● **WHAT IS BEING ASKED**: Reproduce the listing from its start down through the line containing "key-label-mean-tropopause: Mean Tropopause", substituting "clickable" for every occurrence of "interactable" and leaving everything else unchanged.

● **GIVEN RECORDS**:

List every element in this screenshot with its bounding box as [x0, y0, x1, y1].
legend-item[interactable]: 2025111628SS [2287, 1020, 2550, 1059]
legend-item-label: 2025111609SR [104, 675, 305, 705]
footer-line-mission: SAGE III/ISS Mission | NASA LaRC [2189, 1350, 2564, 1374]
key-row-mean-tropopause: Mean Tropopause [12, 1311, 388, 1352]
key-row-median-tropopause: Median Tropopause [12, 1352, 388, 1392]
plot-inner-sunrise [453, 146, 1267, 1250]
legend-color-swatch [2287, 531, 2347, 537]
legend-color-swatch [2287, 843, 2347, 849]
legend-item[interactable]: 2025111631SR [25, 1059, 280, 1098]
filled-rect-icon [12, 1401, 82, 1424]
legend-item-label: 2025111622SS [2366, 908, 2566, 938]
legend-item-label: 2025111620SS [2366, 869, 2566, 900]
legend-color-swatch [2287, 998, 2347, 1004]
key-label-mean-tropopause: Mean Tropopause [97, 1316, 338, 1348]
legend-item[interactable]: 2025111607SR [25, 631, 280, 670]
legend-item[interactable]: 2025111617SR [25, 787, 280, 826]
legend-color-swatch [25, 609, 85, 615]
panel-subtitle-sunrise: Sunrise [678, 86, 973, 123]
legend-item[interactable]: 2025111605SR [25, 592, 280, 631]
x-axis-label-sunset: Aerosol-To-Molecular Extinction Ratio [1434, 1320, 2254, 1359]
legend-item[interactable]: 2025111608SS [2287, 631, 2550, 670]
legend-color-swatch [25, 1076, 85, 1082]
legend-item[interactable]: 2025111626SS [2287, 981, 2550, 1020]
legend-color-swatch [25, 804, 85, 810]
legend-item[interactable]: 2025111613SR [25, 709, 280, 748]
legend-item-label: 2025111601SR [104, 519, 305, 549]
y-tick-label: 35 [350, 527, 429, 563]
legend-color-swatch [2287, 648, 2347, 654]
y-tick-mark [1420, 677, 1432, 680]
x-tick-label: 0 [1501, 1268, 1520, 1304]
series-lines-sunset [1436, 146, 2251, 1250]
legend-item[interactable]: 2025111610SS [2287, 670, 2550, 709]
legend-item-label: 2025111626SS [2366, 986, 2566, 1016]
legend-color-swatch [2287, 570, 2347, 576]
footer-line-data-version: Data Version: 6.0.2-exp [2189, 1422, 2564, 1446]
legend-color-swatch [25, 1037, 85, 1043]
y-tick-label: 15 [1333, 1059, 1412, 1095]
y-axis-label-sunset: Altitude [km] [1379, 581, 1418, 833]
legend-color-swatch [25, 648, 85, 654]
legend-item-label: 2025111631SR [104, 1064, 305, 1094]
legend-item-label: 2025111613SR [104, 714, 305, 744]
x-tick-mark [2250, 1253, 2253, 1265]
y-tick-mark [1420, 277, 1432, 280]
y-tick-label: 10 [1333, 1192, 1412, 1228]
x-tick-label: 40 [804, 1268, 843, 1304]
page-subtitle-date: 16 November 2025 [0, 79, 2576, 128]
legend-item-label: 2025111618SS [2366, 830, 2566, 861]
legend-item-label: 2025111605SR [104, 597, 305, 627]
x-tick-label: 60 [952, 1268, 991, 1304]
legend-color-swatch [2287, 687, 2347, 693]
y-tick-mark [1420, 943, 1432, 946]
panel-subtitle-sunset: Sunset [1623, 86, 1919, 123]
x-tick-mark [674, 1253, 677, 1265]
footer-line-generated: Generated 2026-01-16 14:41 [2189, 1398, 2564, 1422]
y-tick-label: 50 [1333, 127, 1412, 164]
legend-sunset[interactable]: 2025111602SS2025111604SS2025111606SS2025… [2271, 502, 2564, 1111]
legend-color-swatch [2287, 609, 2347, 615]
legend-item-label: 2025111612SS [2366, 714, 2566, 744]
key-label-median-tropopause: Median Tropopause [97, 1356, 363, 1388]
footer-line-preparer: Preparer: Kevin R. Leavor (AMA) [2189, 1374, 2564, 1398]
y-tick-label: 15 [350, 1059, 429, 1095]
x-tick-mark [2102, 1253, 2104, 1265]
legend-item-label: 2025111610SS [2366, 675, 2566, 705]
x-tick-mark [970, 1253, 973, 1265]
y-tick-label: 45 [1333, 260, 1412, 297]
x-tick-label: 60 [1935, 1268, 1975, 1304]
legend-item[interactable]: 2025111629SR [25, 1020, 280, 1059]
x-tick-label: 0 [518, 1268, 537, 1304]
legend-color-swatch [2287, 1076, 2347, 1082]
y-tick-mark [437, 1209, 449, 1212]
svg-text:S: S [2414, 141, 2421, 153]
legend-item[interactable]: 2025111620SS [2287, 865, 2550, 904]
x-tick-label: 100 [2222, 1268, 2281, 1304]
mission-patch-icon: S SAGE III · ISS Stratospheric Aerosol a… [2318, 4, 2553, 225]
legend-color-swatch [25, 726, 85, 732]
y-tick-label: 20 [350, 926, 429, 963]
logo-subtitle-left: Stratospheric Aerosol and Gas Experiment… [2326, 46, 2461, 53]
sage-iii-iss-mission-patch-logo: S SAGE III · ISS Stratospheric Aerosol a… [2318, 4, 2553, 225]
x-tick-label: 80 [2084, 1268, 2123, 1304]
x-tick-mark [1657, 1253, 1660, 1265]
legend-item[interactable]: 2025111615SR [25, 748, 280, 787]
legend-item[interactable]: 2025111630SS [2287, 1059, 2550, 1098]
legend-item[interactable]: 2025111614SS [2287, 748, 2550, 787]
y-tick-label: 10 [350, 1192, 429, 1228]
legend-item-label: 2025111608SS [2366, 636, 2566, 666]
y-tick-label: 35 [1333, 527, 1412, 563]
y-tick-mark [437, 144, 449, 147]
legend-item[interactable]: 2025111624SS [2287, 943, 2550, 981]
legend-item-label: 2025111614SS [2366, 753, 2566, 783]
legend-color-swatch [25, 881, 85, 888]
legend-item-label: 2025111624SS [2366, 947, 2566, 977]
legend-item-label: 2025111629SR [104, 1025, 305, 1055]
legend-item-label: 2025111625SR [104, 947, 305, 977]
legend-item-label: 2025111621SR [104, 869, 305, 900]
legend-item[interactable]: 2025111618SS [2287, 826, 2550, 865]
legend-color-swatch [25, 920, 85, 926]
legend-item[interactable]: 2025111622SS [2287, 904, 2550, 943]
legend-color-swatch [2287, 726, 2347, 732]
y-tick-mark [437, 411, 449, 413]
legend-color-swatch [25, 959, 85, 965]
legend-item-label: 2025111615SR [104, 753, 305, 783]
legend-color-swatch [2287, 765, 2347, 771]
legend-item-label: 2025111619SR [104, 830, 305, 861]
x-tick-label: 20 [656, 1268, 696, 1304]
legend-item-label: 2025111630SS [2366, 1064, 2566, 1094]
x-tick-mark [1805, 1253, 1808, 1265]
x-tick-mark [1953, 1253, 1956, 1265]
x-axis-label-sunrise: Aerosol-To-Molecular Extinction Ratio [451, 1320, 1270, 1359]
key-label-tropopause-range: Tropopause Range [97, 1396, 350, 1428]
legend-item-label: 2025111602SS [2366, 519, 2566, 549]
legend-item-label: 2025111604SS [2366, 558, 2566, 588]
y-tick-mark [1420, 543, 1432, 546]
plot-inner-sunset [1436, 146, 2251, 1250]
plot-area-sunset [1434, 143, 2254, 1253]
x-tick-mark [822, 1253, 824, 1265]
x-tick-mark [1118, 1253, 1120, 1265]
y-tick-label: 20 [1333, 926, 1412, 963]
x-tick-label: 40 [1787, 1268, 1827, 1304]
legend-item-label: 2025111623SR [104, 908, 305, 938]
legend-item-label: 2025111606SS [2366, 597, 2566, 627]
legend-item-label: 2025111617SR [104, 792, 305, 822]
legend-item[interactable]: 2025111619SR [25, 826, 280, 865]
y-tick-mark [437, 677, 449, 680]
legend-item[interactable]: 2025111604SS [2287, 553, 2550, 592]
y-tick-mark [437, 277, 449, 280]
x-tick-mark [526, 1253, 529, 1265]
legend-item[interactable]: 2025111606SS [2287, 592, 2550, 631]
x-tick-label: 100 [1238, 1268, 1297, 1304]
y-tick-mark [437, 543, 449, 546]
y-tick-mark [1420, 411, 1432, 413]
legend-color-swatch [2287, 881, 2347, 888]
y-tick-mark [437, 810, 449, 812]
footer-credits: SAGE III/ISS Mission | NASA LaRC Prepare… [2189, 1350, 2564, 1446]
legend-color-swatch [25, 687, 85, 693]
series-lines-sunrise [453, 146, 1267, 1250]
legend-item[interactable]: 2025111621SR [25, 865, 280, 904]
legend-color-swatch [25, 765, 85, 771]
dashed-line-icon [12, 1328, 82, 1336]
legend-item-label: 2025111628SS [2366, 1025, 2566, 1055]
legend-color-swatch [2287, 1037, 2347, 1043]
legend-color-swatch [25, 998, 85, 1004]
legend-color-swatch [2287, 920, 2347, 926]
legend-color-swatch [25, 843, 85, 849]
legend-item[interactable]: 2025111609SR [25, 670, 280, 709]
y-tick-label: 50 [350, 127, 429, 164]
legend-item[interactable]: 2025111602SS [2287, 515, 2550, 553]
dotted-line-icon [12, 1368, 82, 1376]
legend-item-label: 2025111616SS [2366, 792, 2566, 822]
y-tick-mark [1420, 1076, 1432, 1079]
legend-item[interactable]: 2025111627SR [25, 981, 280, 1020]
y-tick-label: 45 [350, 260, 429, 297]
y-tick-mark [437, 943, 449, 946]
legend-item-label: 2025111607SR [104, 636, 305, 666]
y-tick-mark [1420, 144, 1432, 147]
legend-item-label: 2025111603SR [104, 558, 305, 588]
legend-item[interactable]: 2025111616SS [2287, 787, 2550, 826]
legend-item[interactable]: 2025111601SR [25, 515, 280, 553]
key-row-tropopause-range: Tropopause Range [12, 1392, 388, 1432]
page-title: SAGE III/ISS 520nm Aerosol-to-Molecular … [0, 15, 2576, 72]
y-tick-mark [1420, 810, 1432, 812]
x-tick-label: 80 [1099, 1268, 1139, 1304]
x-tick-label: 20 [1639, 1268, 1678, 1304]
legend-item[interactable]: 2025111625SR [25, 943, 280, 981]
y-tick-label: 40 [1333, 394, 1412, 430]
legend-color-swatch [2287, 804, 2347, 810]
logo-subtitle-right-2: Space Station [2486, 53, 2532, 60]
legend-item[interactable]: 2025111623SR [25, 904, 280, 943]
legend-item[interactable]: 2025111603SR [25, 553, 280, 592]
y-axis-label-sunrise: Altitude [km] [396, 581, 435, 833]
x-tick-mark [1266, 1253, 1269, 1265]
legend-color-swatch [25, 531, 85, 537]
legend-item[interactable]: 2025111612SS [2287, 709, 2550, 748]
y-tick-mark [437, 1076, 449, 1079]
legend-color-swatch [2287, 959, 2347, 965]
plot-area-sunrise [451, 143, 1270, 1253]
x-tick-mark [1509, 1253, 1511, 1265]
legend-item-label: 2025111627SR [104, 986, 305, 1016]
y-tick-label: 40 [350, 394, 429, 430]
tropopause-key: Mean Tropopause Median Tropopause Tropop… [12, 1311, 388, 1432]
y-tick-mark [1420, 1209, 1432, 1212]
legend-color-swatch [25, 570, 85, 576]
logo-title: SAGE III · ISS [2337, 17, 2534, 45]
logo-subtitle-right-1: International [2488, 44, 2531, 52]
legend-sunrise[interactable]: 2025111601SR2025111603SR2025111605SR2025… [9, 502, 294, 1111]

● **REPLY**:
List every element in this screenshot with its bounding box as [x0, y0, x1, y1].
legend-item[clickable]: 2025111628SS [2287, 1020, 2550, 1059]
legend-item-label: 2025111609SR [104, 675, 305, 705]
footer-line-mission: SAGE III/ISS Mission | NASA LaRC [2189, 1350, 2564, 1374]
key-row-mean-tropopause: Mean Tropopause [12, 1311, 388, 1352]
key-row-median-tropopause: Median Tropopause [12, 1352, 388, 1392]
plot-inner-sunrise [453, 146, 1267, 1250]
legend-color-swatch [2287, 531, 2347, 537]
legend-color-swatch [2287, 843, 2347, 849]
legend-item[clickable]: 2025111631SR [25, 1059, 280, 1098]
filled-rect-icon [12, 1401, 82, 1424]
legend-item-label: 2025111622SS [2366, 908, 2566, 938]
legend-item-label: 2025111620SS [2366, 869, 2566, 900]
legend-color-swatch [2287, 998, 2347, 1004]
key-label-mean-tropopause: Mean Tropopause [97, 1316, 338, 1348]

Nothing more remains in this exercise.